→ **Provided entries**:
>>>>>

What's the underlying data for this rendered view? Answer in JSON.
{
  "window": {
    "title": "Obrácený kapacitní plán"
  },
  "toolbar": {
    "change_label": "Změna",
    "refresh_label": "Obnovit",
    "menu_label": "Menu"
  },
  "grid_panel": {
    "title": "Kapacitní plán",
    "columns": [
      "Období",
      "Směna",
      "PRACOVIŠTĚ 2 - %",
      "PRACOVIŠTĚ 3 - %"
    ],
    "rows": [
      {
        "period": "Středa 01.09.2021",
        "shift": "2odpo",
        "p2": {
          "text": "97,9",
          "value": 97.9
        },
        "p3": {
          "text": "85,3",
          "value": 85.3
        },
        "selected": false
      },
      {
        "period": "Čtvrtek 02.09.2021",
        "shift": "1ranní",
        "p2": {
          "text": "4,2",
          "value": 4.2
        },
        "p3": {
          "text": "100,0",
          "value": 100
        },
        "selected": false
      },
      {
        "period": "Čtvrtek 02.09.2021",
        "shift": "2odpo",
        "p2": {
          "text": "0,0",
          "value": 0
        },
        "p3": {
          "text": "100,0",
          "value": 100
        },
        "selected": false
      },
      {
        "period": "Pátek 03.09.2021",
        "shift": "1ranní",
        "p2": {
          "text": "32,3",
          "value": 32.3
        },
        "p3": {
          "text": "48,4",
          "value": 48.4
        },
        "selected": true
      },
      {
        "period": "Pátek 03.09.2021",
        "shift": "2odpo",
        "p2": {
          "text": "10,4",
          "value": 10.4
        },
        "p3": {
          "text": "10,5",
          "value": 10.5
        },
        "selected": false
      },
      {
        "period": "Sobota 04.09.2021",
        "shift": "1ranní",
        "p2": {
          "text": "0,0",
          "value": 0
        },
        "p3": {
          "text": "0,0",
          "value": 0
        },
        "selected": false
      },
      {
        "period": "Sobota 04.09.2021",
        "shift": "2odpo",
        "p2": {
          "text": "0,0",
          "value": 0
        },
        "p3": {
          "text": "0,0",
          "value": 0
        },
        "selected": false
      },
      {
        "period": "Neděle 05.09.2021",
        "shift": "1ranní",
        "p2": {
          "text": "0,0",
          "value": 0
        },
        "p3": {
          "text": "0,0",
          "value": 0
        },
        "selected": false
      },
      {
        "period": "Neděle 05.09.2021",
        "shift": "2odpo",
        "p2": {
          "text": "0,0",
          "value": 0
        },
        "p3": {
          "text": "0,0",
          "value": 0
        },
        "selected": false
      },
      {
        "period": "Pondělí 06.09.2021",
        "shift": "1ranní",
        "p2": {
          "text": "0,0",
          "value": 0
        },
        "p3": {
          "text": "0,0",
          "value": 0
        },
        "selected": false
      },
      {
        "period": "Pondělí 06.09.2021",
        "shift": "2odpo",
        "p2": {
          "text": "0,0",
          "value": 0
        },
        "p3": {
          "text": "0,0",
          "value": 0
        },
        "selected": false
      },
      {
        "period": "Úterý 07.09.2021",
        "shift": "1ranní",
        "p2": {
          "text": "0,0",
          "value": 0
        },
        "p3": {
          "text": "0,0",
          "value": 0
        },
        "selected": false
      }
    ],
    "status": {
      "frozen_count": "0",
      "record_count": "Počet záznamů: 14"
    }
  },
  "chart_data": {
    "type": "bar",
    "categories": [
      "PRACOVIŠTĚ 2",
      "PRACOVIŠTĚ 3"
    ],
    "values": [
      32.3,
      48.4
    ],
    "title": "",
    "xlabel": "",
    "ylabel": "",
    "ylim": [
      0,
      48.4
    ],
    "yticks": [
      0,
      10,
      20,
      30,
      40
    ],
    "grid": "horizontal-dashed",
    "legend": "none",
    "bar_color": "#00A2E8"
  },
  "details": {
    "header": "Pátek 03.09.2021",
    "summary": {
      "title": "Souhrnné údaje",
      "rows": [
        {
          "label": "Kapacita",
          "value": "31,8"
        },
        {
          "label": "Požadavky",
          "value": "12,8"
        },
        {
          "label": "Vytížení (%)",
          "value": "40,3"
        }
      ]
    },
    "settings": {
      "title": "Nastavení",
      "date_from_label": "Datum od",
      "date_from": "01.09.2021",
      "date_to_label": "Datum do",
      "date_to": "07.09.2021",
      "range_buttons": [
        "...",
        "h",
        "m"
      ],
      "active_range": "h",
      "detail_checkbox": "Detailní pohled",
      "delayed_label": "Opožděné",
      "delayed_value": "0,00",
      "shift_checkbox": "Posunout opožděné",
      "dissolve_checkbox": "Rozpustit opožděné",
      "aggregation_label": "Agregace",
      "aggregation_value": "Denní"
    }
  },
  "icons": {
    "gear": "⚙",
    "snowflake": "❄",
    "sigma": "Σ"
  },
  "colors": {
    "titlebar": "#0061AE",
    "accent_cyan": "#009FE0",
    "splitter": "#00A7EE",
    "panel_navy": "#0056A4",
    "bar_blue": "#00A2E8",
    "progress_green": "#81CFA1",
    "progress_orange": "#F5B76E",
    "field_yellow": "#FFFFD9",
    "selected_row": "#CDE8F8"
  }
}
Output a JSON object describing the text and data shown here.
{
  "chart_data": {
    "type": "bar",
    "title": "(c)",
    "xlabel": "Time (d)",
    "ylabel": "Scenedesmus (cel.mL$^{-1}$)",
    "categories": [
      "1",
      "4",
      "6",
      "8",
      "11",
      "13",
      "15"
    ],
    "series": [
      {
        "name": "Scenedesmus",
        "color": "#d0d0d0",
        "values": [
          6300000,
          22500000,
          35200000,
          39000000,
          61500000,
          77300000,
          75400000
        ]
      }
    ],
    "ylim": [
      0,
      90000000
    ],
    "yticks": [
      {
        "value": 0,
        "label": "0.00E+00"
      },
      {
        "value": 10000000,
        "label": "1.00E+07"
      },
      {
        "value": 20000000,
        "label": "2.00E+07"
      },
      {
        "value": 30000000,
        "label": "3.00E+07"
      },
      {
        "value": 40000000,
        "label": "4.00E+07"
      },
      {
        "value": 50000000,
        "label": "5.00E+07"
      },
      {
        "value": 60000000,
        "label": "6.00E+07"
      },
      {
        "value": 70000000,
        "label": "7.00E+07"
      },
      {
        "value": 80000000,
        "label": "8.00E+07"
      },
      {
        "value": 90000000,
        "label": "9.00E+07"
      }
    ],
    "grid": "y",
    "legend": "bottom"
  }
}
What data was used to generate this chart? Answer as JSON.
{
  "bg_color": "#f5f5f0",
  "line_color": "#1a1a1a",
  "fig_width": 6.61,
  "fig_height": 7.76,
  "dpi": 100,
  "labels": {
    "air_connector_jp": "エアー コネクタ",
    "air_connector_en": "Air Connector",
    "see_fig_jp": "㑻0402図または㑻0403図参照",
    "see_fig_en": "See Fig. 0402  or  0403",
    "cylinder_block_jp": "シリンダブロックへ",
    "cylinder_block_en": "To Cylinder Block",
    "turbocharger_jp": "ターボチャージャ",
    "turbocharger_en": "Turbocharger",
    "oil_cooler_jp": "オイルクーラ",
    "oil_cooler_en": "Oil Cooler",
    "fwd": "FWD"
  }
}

<<<<<

→ **Task requirements**: Starting with the line that contains "What data was", print each line through the last one in the listing. Include both end lines and add nothing.

→ **Response**:
What data was used to generate this chart? Answer as JSON.
{
  "bg_color": "#f5f5f0",
  "line_color": "#1a1a1a",
  "fig_width": 6.61,
  "fig_height": 7.76,
  "dpi": 100,
  "labels": {
    "air_connector_jp": "エアー コネクタ",
    "air_connector_en": "Air Connector",
    "see_fig_jp": "㑻0402図または㑻0403図参照",
    "see_fig_en": "See Fig. 0402  or  0403",
    "cylinder_block_jp": "シリンダブロックへ",
    "cylinder_block_en": "To Cylinder Block",
    "turbocharger_jp": "ターボチャージャ",
    "turbocharger_en": "Turbocharger",
    "oil_cooler_jp": "オイルクーラ",
    "oil_cooler_en": "Oil Cooler",
    "fwd": "FWD"
  }
}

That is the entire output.